Make an exact copy of all the entries below, with the pictures left out.

■ Dataset entries:
──────────
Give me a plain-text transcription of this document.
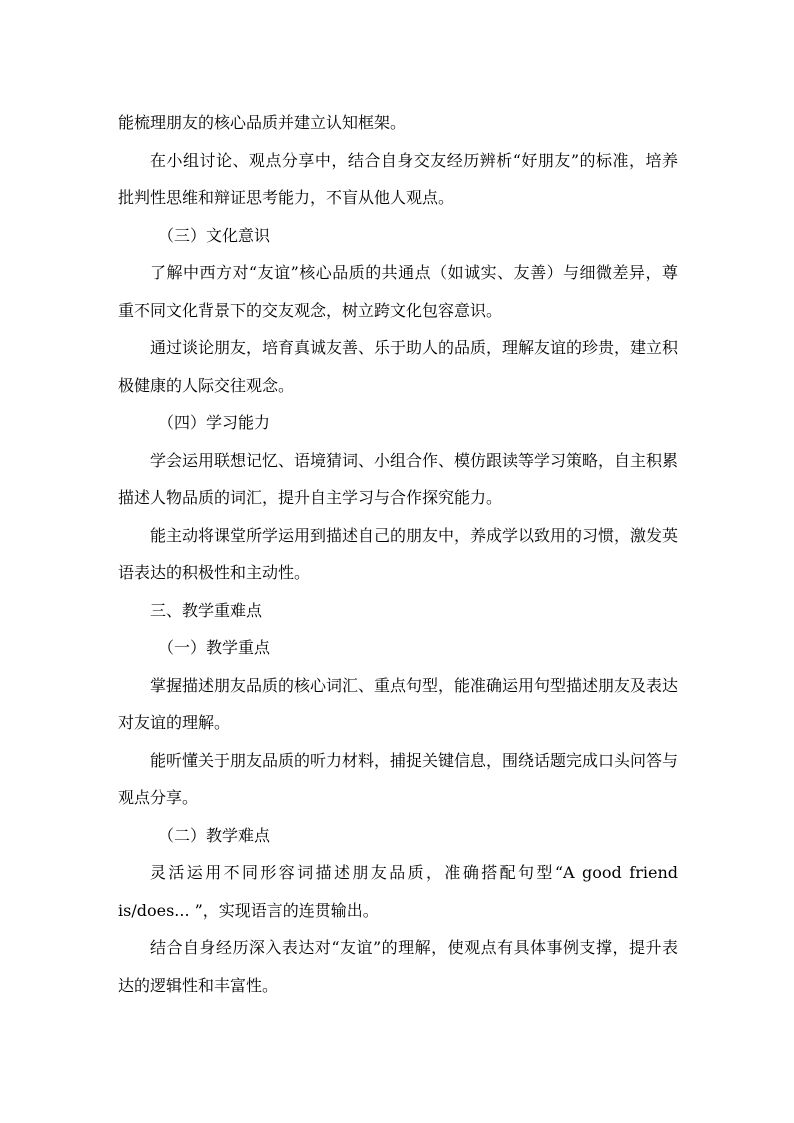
能梳理朋友的核心品质并建立认知框架。

在小组讨论、观点分享中，结合自身交友经历辨析“好朋友”的标准，培养批判性思维和辩证思考能力，不盲从他人观点。

（三）文化意识

了解中西方对“友谊”核心品质的共通点（如诚实、友善）与细微差异，尊重不同文化背景下的交友观念，树立跨文化包容意识。

通过谈论朋友，培育真诚友善、乐于助人的品质，理解友谊的珍贵，建立积极健康的人际交往观念。

（四）学习能力

学会运用联想记忆、语境猜词、小组合作、模仿跟读等学习策略，自主积累描述人物品质的词汇，提升自主学习与合作探究能力。

能主动将课堂所学运用到描述自己的朋友中，养成学以致用的习惯，激发英语表达的积极性和主动性。

三、教学重难点

（一）教学重点

掌握描述朋友品质的核心词汇、重点句型，能准确运用句型描述朋友及表达对友谊的理解。

能听懂关于朋友品质的听力材料，捕捉关键信息，围绕话题完成口头问答与观点分享。

（二）教学难点

灵活运用不同形容词描述朋友品质，准确搭配句型“A good friend is/does... ”，实现语言的连贯输出。

结合自身经历深入表达对“友谊”的理解，使观点有具体事例支撑，提升表达的逻辑性和丰富性。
──────────
■ Written solution:
Give me a plain-text transcription of this document.
能梳理朋友的核心品质并建立认知框架。

在小组讨论、观点分享中，结合自身交友经历辨析“好朋友”的标准，培养批判性思维和辩证思考能力，不盲从他人观点。

（三）文化意识

了解中西方对“友谊”核心品质的共通点（如诚实、友善）与细微差异，尊重不同文化背景下的交友观念，树立跨文化包容意识。

通过谈论朋友，培育真诚友善、乐于助人的品质，理解友谊的珍贵，建立积极健康的人际交往观念。

（四）学习能力

学会运用联想记忆、语境猜词、小组合作、模仿跟读等学习策略，自主积累描述人物品质的词汇，提升自主学习与合作探究能力。

能主动将课堂所学运用到描述自己的朋友中，养成学以致用的习惯，激发英语表达的积极性和主动性。

三、教学重难点

（一）教学重点

掌握描述朋友品质的核心词汇、重点句型，能准确运用句型描述朋友及表达对友谊的理解。

能听懂关于朋友品质的听力材料，捕捉关键信息，围绕话题完成口头问答与观点分享。

（二）教学难点

灵活运用不同形容词描述朋友品质，准确搭配句型“A good friend is/does... ”，实现语言的连贯输出。

结合自身经历深入表达对“友谊”的理解，使观点有具体事例支撑，提升表达的逻辑性和丰富性。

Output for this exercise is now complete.